WHAT IS EXPECTED — Tally how many lines hold the string "stable". Your reply should be that number alone.

[Data items]
-- begin --
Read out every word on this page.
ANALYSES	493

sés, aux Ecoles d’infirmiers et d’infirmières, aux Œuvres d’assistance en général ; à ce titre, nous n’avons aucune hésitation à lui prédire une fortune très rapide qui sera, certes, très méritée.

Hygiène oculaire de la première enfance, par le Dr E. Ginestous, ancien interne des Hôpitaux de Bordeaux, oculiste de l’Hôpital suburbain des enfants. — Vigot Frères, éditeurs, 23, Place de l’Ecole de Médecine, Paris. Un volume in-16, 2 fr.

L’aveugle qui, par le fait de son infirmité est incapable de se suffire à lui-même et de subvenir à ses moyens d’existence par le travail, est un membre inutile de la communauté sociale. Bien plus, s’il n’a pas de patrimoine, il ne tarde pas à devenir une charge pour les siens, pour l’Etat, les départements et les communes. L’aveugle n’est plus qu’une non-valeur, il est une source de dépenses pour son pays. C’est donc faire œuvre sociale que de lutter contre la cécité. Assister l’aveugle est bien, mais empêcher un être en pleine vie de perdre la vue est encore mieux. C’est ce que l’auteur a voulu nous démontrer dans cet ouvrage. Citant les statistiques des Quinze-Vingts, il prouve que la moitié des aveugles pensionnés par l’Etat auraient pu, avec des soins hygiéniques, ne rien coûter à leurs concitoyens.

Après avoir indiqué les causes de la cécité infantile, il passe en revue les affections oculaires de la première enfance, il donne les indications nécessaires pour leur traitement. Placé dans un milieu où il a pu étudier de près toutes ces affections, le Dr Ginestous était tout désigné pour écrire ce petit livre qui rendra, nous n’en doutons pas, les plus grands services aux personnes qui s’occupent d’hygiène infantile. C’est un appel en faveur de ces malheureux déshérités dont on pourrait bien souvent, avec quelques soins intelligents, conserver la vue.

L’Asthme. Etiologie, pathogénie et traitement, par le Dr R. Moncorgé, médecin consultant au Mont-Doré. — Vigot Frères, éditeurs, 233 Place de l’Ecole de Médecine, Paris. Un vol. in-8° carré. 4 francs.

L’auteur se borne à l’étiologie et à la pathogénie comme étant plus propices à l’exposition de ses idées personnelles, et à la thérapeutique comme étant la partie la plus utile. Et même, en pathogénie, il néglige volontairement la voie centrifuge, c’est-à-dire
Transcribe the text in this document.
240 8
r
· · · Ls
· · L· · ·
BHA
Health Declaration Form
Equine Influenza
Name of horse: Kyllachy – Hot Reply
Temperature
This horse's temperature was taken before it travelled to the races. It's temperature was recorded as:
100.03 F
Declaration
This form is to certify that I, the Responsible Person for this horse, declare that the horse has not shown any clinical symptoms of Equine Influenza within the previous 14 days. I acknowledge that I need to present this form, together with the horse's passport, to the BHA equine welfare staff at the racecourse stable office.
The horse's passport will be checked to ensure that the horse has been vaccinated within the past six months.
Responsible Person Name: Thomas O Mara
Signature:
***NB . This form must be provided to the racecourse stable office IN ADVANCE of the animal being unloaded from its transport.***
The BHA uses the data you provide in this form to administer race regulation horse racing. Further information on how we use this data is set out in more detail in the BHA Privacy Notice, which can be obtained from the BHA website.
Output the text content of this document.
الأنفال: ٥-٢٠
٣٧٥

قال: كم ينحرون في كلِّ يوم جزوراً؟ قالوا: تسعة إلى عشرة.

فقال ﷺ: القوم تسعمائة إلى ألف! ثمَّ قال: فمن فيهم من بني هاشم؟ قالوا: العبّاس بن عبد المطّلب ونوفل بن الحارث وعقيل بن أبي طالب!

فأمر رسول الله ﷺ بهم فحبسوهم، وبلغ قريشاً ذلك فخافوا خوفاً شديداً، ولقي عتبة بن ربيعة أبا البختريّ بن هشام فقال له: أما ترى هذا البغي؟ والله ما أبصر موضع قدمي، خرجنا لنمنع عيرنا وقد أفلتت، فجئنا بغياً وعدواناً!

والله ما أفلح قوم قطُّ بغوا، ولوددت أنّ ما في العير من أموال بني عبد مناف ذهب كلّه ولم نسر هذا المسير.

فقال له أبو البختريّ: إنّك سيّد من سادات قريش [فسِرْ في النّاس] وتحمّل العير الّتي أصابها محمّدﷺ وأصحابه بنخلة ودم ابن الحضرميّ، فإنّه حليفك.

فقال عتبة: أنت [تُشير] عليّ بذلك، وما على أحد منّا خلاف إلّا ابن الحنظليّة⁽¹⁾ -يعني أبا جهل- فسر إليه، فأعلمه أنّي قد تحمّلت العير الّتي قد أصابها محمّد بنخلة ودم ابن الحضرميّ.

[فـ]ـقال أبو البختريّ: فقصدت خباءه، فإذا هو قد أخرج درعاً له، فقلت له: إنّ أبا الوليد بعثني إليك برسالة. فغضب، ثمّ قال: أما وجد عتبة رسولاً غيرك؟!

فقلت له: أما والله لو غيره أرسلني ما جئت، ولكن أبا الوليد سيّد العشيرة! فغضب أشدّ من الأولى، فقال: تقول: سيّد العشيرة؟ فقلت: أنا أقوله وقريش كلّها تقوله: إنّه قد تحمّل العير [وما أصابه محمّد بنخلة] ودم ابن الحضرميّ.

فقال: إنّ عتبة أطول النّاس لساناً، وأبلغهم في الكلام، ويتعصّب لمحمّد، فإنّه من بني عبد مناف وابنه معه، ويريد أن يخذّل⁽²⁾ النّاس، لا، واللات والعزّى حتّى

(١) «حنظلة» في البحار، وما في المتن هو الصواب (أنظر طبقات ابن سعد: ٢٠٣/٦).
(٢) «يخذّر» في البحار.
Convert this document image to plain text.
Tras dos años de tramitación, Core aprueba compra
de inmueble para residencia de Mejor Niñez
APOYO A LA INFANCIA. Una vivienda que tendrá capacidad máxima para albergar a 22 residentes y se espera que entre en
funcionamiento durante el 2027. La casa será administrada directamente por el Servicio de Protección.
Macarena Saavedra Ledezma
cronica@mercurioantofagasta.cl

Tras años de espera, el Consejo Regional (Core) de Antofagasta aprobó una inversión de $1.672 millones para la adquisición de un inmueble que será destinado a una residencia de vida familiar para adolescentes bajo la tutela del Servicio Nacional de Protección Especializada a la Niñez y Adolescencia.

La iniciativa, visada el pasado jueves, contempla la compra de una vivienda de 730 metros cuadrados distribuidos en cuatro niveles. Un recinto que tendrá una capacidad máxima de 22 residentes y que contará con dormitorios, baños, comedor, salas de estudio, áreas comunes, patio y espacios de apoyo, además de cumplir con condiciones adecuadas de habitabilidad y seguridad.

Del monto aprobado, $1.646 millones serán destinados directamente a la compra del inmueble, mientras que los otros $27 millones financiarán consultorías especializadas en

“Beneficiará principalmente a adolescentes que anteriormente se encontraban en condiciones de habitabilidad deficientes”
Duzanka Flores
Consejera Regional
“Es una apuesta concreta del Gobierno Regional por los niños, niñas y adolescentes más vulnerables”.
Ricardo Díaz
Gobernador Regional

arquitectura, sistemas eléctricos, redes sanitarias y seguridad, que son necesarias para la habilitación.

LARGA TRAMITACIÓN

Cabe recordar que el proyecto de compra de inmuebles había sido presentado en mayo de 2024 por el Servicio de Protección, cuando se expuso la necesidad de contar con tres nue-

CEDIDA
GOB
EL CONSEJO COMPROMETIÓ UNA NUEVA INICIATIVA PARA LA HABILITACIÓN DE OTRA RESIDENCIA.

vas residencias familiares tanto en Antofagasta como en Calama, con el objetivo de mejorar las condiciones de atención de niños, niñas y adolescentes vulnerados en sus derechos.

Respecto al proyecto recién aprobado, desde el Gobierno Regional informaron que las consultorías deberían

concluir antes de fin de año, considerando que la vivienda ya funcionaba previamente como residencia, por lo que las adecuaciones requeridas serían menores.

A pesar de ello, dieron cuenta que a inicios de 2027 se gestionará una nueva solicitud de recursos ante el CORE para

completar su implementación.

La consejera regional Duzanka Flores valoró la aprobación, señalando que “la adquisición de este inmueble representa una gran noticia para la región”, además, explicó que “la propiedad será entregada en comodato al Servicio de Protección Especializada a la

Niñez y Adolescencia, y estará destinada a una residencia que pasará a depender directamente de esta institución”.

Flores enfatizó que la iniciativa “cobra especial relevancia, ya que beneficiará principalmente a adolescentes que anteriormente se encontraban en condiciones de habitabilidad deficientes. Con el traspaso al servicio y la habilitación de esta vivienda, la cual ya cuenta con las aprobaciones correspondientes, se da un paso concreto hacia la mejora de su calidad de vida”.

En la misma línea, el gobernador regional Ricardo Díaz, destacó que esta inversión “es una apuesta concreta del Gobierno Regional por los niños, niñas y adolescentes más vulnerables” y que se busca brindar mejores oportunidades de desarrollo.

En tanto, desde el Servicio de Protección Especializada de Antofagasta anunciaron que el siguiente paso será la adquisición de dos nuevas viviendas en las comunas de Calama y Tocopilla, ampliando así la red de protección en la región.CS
-- end --
WRITTEN ANSWER — 2